Exercise objective >>
Print all entries precisely as they are written.

BEGIN Given data

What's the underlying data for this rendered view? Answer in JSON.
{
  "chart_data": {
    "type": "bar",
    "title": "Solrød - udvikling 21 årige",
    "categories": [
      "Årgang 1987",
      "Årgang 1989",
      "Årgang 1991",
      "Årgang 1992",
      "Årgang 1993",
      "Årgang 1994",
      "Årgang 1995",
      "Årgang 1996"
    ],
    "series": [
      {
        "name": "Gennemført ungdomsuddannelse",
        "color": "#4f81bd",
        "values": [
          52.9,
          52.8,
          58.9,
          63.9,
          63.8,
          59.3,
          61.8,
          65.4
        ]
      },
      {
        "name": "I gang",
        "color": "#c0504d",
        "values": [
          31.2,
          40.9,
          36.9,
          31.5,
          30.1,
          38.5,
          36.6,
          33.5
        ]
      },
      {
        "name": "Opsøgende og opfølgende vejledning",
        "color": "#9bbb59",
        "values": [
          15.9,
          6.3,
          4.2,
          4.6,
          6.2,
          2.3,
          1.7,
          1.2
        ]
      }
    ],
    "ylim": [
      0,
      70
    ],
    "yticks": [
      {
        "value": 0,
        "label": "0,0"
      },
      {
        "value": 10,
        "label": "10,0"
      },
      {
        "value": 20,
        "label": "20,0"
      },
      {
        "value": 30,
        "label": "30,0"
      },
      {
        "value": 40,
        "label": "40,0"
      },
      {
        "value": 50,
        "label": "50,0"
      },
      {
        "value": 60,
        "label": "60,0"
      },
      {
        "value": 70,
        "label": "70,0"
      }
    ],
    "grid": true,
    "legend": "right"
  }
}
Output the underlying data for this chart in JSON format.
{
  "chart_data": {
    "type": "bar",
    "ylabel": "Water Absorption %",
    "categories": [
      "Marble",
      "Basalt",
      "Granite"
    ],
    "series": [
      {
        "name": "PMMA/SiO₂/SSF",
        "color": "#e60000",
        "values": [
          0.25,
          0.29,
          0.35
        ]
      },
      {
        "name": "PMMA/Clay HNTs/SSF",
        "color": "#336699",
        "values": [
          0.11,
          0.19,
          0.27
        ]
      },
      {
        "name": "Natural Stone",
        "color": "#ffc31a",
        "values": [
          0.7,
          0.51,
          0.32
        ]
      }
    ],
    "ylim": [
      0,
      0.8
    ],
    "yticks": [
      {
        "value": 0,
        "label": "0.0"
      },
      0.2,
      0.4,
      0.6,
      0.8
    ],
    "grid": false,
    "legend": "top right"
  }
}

END Given data

Answer for this exercise >>
What's the underlying data for this rendered view? Answer in JSON.
{
  "chart_data": {
    "type": "bar",
    "title": "Solrød - udvikling 21 årige",
    "categories": [
      "Årgang 1987",
      "Årgang 1989",
      "Årgang 1991",
      "Årgang 1992",
      "Årgang 1993",
      "Årgang 1994",
      "Årgang 1995",
      "Årgang 1996"
    ],
    "series": [
      {
        "name": "Gennemført ungdomsuddannelse",
        "color": "#4f81bd",
        "values": [
          52.9,
          52.8,
          58.9,
          63.9,
          63.8,
          59.3,
          61.8,
          65.4
        ]
      },
      {
        "name": "I gang",
        "color": "#c0504d",
        "values": [
          31.2,
          40.9,
          36.9,
          31.5,
          30.1,
          38.5,
          36.6,
          33.5
        ]
      },
      {
        "name": "Opsøgende og opfølgende vejledning",
        "color": "#9bbb59",
        "values": [
          15.9,
          6.3,
          4.2,
          4.6,
          6.2,
          2.3,
          1.7,
          1.2
        ]
      }
    ],
    "ylim": [
      0,
      70
    ],
    "yticks": [
      {
        "value": 0,
        "label": "0,0"
      },
      {
        "value": 10,
        "label": "10,0"
      },
      {
        "value": 20,
        "label": "20,0"
      },
      {
        "value": 30,
        "label": "30,0"
      },
      {
        "value": 40,
        "label": "40,0"
      },
      {
        "value": 50,
        "label": "50,0"
      },
      {
        "value": 60,
        "label": "60,0"
      },
      {
        "value": 70,
        "label": "70,0"
      }
    ],
    "grid": true,
    "legend": "right"
  }
}
Output the underlying data for this chart in JSON format.
{
  "chart_data": {
    "type": "bar",
    "ylabel": "Water Absorption %",
    "categories": [
      "Marble",
      "Basalt",
      "Granite"
    ],
    "series": [
      {
        "name": "PMMA/SiO₂/SSF",
        "color": "#e60000",
        "values": [
          0.25,
          0.29,
          0.35
        ]
      },
      {
        "name": "PMMA/Clay HNTs/SSF",
        "color": "#336699",
        "values": [
          0.11,
          0.19,
          0.27
        ]
      },
      {
        "name": "Natural Stone",
        "color": "#ffc31a",
        "values": [
          0.7,
          0.51,
          0.32
        ]
      }
    ],
    "ylim": [
      0,
      0.8
    ],
    "yticks": [
      {
        "value": 0,
        "label": "0.0"
      },
      0.2,
      0.4,
      0.6,
      0.8
    ],
    "grid": false,
    "legend": "top right"
  }
}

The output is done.